▶ Request
Go through the listing and set it down exactly, leaving out its pictures.

(Dataset rows)
--- --- ---
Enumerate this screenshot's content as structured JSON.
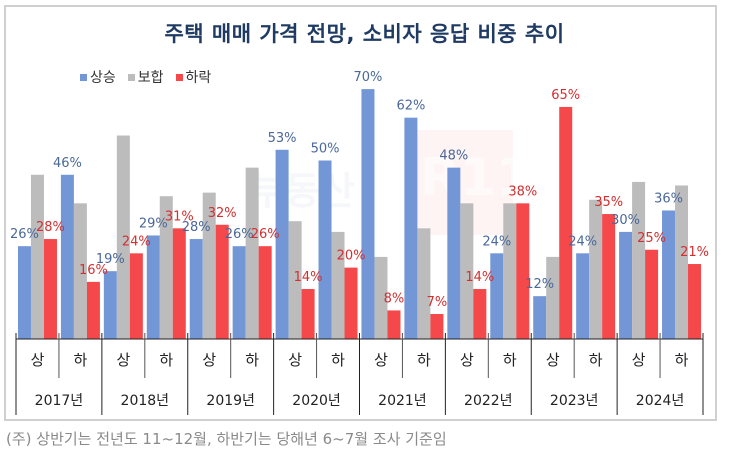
{
  "chart_data": {
    "type": "bar",
    "title": "주택 매매 가격 전망, 소비자 응답 비중 추이",
    "xlabel": "",
    "ylabel": "",
    "ylim": [
      0,
      75
    ],
    "grid": false,
    "legend_position": "top-left",
    "categories": [
      "상",
      "하",
      "상",
      "하",
      "상",
      "하",
      "상",
      "하",
      "상",
      "하",
      "상",
      "하",
      "상",
      "하",
      "상",
      "하"
    ],
    "years": [
      "2017년",
      "2018년",
      "2019년",
      "2020년",
      "2021년",
      "2022년",
      "2023년",
      "2024년"
    ],
    "series": [
      {
        "name": "상승",
        "color": "#7396d6",
        "label_color": "#4a6899",
        "labeled": true,
        "values": [
          26,
          46,
          19,
          29,
          28,
          26,
          53,
          50,
          70,
          62,
          48,
          24,
          12,
          24,
          30,
          36
        ]
      },
      {
        "name": "보합",
        "color": "#bcbcbc",
        "label_color": "#888888",
        "labeled": false,
        "values": [
          46,
          38,
          57,
          40,
          41,
          48,
          33,
          30,
          23,
          31,
          38,
          38,
          23,
          39,
          44,
          43
        ]
      },
      {
        "name": "하락",
        "color": "#f4484a",
        "label_color": "#d32f30",
        "labeled": true,
        "values": [
          28,
          16,
          24,
          31,
          32,
          26,
          14,
          20,
          8,
          7,
          14,
          38,
          65,
          35,
          25,
          21
        ]
      }
    ],
    "value_suffix": "%"
  },
  "watermark": {
    "text": "부동산",
    "mark": "R114"
  },
  "note": "(주) 상반기는 전년도 11~12월, 하반기는 당해년 6~7월 조사 기준임"
}
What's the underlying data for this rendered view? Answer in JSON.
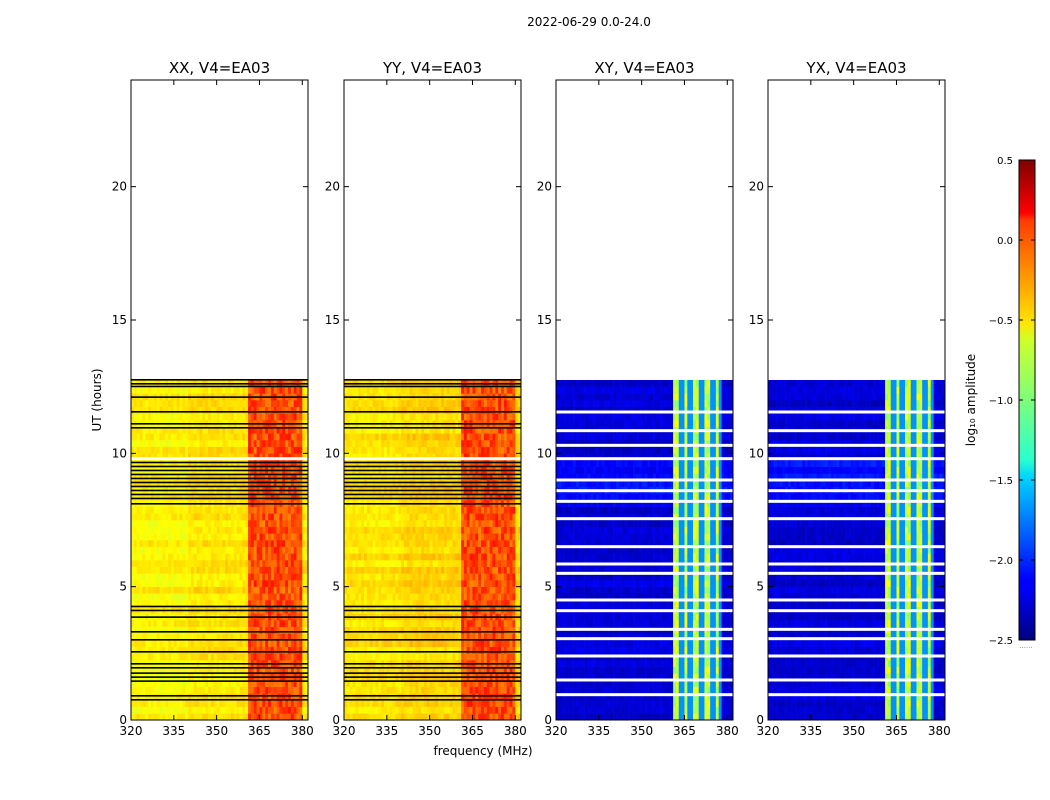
{
  "figure": {
    "suptitle": "2022-06-29 0.0-24.0",
    "shared_xlabel": "frequency (MHz)",
    "shared_ylabel": "UT (hours)"
  },
  "colorbar": {
    "label": "log₁₀ amplitude",
    "range": [
      -2.5,
      0.5
    ],
    "ticks": [
      0.5,
      0.0,
      -0.5,
      -1.0,
      -1.5,
      -2.0,
      -2.5
    ],
    "tick_labels": [
      "0.5",
      "0.0",
      "−0.5",
      "−1.0",
      "−1.5",
      "−2.0",
      "−2.5"
    ],
    "below_label": "......",
    "colormap": "jet"
  },
  "colors": {
    "missing": "#000000",
    "gap": "#ffffff"
  },
  "chart_data": [
    {
      "type": "heatmap",
      "title": "XX, V4=EA03",
      "panel_id": "xx",
      "xlabel": "",
      "ylabel": "UT (hours)",
      "xlim": [
        320,
        382
      ],
      "ylim": [
        0,
        24
      ],
      "x_ticks": [
        320,
        335,
        350,
        365,
        380
      ],
      "x_tick_labels": [
        "320",
        "335",
        "350",
        "365",
        "380"
      ],
      "y_ticks": [
        0,
        5,
        10,
        15,
        20
      ],
      "y_tick_labels": [
        "0",
        "5",
        "10",
        "15",
        "20"
      ],
      "data_end_hour": 12.75,
      "baseline_log_amp": -0.55,
      "band_log_amp": -0.1,
      "band_mhz": [
        361,
        380
      ],
      "flagged_rows_hours": [
        0.75,
        0.9,
        1.45,
        1.6,
        1.75,
        1.95,
        2.1,
        2.55,
        3.0,
        3.3,
        3.85,
        4.1,
        4.25,
        8.1,
        8.3,
        8.45,
        8.6,
        8.75,
        8.9,
        9.05,
        9.2,
        9.35,
        9.5,
        9.65,
        10.95,
        11.1,
        11.55,
        12.1,
        12.5,
        12.6,
        12.75
      ],
      "gap_rows_hours": [
        9.8
      ]
    },
    {
      "type": "heatmap",
      "title": "YY, V4=EA03",
      "panel_id": "yy",
      "xlabel": "frequency (MHz)",
      "ylabel": "",
      "xlim": [
        320,
        382
      ],
      "ylim": [
        0,
        24
      ],
      "x_ticks": [
        320,
        335,
        350,
        365,
        380
      ],
      "x_tick_labels": [
        "320",
        "335",
        "350",
        "365",
        "380"
      ],
      "y_ticks": [
        0,
        5,
        10,
        15,
        20
      ],
      "y_tick_labels": [
        "0",
        "5",
        "10",
        "15",
        "20"
      ],
      "data_end_hour": 12.75,
      "baseline_log_amp": -0.5,
      "band_log_amp": -0.1,
      "band_mhz": [
        361,
        380
      ],
      "flagged_rows_hours": [
        0.75,
        0.9,
        1.45,
        1.6,
        1.75,
        1.95,
        2.1,
        2.55,
        3.0,
        3.3,
        3.85,
        4.1,
        4.25,
        8.1,
        8.3,
        8.45,
        8.6,
        8.75,
        8.9,
        9.05,
        9.2,
        9.35,
        9.5,
        9.65,
        10.95,
        11.1,
        11.55,
        12.1,
        12.5,
        12.6,
        12.75
      ],
      "gap_rows_hours": [
        9.8
      ]
    },
    {
      "type": "heatmap",
      "title": "XY, V4=EA03",
      "panel_id": "xy",
      "xlabel": "",
      "ylabel": "",
      "xlim": [
        320,
        382
      ],
      "ylim": [
        0,
        24
      ],
      "x_ticks": [
        320,
        335,
        350,
        365,
        380
      ],
      "x_tick_labels": [
        "320",
        "335",
        "350",
        "365",
        "380"
      ],
      "y_ticks": [
        0,
        5,
        10,
        15,
        20
      ],
      "y_tick_labels": [
        "0",
        "5",
        "10",
        "15",
        "20"
      ],
      "data_end_hour": 12.75,
      "baseline_log_amp": -2.25,
      "band_log_amp": -0.8,
      "band_mhz": [
        361,
        378
      ],
      "gap_rows_hours": [
        0.95,
        1.5,
        2.4,
        3.05,
        3.4,
        4.1,
        4.5,
        5.5,
        5.85,
        6.5,
        7.55,
        8.2,
        8.6,
        9.0,
        9.8,
        10.3,
        10.85,
        11.55
      ]
    },
    {
      "type": "heatmap",
      "title": "YX, V4=EA03",
      "panel_id": "yx",
      "xlabel": "",
      "ylabel": "",
      "xlim": [
        320,
        382
      ],
      "ylim": [
        0,
        24
      ],
      "x_ticks": [
        320,
        335,
        350,
        365,
        380
      ],
      "x_tick_labels": [
        "320",
        "335",
        "350",
        "365",
        "380"
      ],
      "y_ticks": [
        0,
        5,
        10,
        15,
        20
      ],
      "y_tick_labels": [
        "0",
        "5",
        "10",
        "15",
        "20"
      ],
      "data_end_hour": 12.75,
      "baseline_log_amp": -2.25,
      "band_log_amp": -0.8,
      "band_mhz": [
        361,
        378
      ],
      "gap_rows_hours": [
        0.95,
        1.5,
        2.4,
        3.05,
        3.4,
        4.1,
        4.5,
        5.5,
        5.85,
        6.5,
        7.55,
        8.2,
        8.6,
        9.0,
        9.8,
        10.3,
        10.85,
        11.55
      ]
    }
  ]
}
--- --- ---
▶ Result for this task
Enumerate this screenshot's content as structured JSON.
{
  "chart_data": {
    "type": "bar",
    "title": "주택 매매 가격 전망, 소비자 응답 비중 추이",
    "xlabel": "",
    "ylabel": "",
    "ylim": [
      0,
      75
    ],
    "grid": false,
    "legend_position": "top-left",
    "categories": [
      "상",
      "하",
      "상",
      "하",
      "상",
      "하",
      "상",
      "하",
      "상",
      "하",
      "상",
      "하",
      "상",
      "하",
      "상",
      "하"
    ],
    "years": [
      "2017년",
      "2018년",
      "2019년",
      "2020년",
      "2021년",
      "2022년",
      "2023년",
      "2024년"
    ],
    "series": [
      {
        "name": "상승",
        "color": "#7396d6",
        "label_color": "#4a6899",
        "labeled": true,
        "values": [
          26,
          46,
          19,
          29,
          28,
          26,
          53,
          50,
          70,
          62,
          48,
          24,
          12,
          24,
          30,
          36
        ]
      },
      {
        "name": "보합",
        "color": "#bcbcbc",
        "label_color": "#888888",
        "labeled": false,
        "values": [
          46,
          38,
          57,
          40,
          41,
          48,
          33,
          30,
          23,
          31,
          38,
          38,
          23,
          39,
          44,
          43
        ]
      },
      {
        "name": "하락",
        "color": "#f4484a",
        "label_color": "#d32f30",
        "labeled": true,
        "values": [
          28,
          16,
          24,
          31,
          32,
          26,
          14,
          20,
          8,
          7,
          14,
          38,
          65,
          35,
          25,
          21
        ]
      }
    ],
    "value_suffix": "%"
  },
  "watermark": {
    "text": "부동산",
    "mark": "R114"
  },
  "note": "(주) 상반기는 전년도 11~12월, 하반기는 당해년 6~7월 조사 기준임"
}
What's the underlying data for this rendered view? Answer in JSON.
{
  "figure": {
    "suptitle": "2022-06-29 0.0-24.0",
    "shared_xlabel": "frequency (MHz)",
    "shared_ylabel": "UT (hours)"
  },
  "colorbar": {
    "label": "log₁₀ amplitude",
    "range": [
      -2.5,
      0.5
    ],
    "ticks": [
      0.5,
      0.0,
      -0.5,
      -1.0,
      -1.5,
      -2.0,
      -2.5
    ],
    "tick_labels": [
      "0.5",
      "0.0",
      "−0.5",
      "−1.0",
      "−1.5",
      "−2.0",
      "−2.5"
    ],
    "below_label": "......",
    "colormap": "jet"
  },
  "colors": {
    "missing": "#000000",
    "gap": "#ffffff"
  },
  "chart_data": [
    {
      "type": "heatmap",
      "title": "XX, V4=EA03",
      "panel_id": "xx",
      "xlabel": "",
      "ylabel": "UT (hours)",
      "xlim": [
        320,
        382
      ],
      "ylim": [
        0,
        24
      ],
      "x_ticks": [
        320,
        335,
        350,
        365,
        380
      ],
      "x_tick_labels": [
        "320",
        "335",
        "350",
        "365",
        "380"
      ],
      "y_ticks": [
        0,
        5,
        10,
        15,
        20
      ],
      "y_tick_labels": [
        "0",
        "5",
        "10",
        "15",
        "20"
      ],
      "data_end_hour": 12.75,
      "baseline_log_amp": -0.55,
      "band_log_amp": -0.1,
      "band_mhz": [
        361,
        380
      ],
      "flagged_rows_hours": [
        0.75,
        0.9,
        1.45,
        1.6,
        1.75,
        1.95,
        2.1,
        2.55,
        3.0,
        3.3,
        3.85,
        4.1,
        4.25,
        8.1,
        8.3,
        8.45,
        8.6,
        8.75,
        8.9,
        9.05,
        9.2,
        9.35,
        9.5,
        9.65,
        10.95,
        11.1,
        11.55,
        12.1,
        12.5,
        12.6,
        12.75
      ],
      "gap_rows_hours": [
        9.8
      ]
    },
    {
      "type": "heatmap",
      "title": "YY, V4=EA03",
      "panel_id": "yy",
      "xlabel": "frequency (MHz)",
      "ylabel": "",
      "xlim": [
        320,
        382
      ],
      "ylim": [
        0,
        24
      ],
      "x_ticks": [
        320,
        335,
        350,
        365,
        380
      ],
      "x_tick_labels": [
        "320",
        "335",
        "350",
        "365",
        "380"
      ],
      "y_ticks": [
        0,
        5,
        10,
        15,
        20
      ],
      "y_tick_labels": [
        "0",
        "5",
        "10",
        "15",
        "20"
      ],
      "data_end_hour": 12.75,
      "baseline_log_amp": -0.5,
      "band_log_amp": -0.1,
      "band_mhz": [
        361,
        380
      ],
      "flagged_rows_hours": [
        0.75,
        0.9,
        1.45,
        1.6,
        1.75,
        1.95,
        2.1,
        2.55,
        3.0,
        3.3,
        3.85,
        4.1,
        4.25,
        8.1,
        8.3,
        8.45,
        8.6,
        8.75,
        8.9,
        9.05,
        9.2,
        9.35,
        9.5,
        9.65,
        10.95,
        11.1,
        11.55,
        12.1,
        12.5,
        12.6,
        12.75
      ],
      "gap_rows_hours": [
        9.8
      ]
    },
    {
      "type": "heatmap",
      "title": "XY, V4=EA03",
      "panel_id": "xy",
      "xlabel": "",
      "ylabel": "",
      "xlim": [
        320,
        382
      ],
      "ylim": [
        0,
        24
      ],
      "x_ticks": [
        320,
        335,
        350,
        365,
        380
      ],
      "x_tick_labels": [
        "320",
        "335",
        "350",
        "365",
        "380"
      ],
      "y_ticks": [
        0,
        5,
        10,
        15,
        20
      ],
      "y_tick_labels": [
        "0",
        "5",
        "10",
        "15",
        "20"
      ],
      "data_end_hour": 12.75,
      "baseline_log_amp": -2.25,
      "band_log_amp": -0.8,
      "band_mhz": [
        361,
        378
      ],
      "gap_rows_hours": [
        0.95,
        1.5,
        2.4,
        3.05,
        3.4,
        4.1,
        4.5,
        5.5,
        5.85,
        6.5,
        7.55,
        8.2,
        8.6,
        9.0,
        9.8,
        10.3,
        10.85,
        11.55
      ]
    },
    {
      "type": "heatmap",
      "title": "YX, V4=EA03",
      "panel_id": "yx",
      "xlabel": "",
      "ylabel": "",
      "xlim": [
        320,
        382
      ],
      "ylim": [
        0,
        24
      ],
      "x_ticks": [
        320,
        335,
        350,
        365,
        380
      ],
      "x_tick_labels": [
        "320",
        "335",
        "350",
        "365",
        "380"
      ],
      "y_ticks": [
        0,
        5,
        10,
        15,
        20
      ],
      "y_tick_labels": [
        "0",
        "5",
        "10",
        "15",
        "20"
      ],
      "data_end_hour": 12.75,
      "baseline_log_amp": -2.25,
      "band_log_amp": -0.8,
      "band_mhz": [
        361,
        378
      ],
      "gap_rows_hours": [
        0.95,
        1.5,
        2.4,
        3.05,
        3.4,
        4.1,
        4.5,
        5.5,
        5.85,
        6.5,
        7.55,
        8.2,
        8.6,
        9.0,
        9.8,
        10.3,
        10.85,
        11.55
      ]
    }
  ]
}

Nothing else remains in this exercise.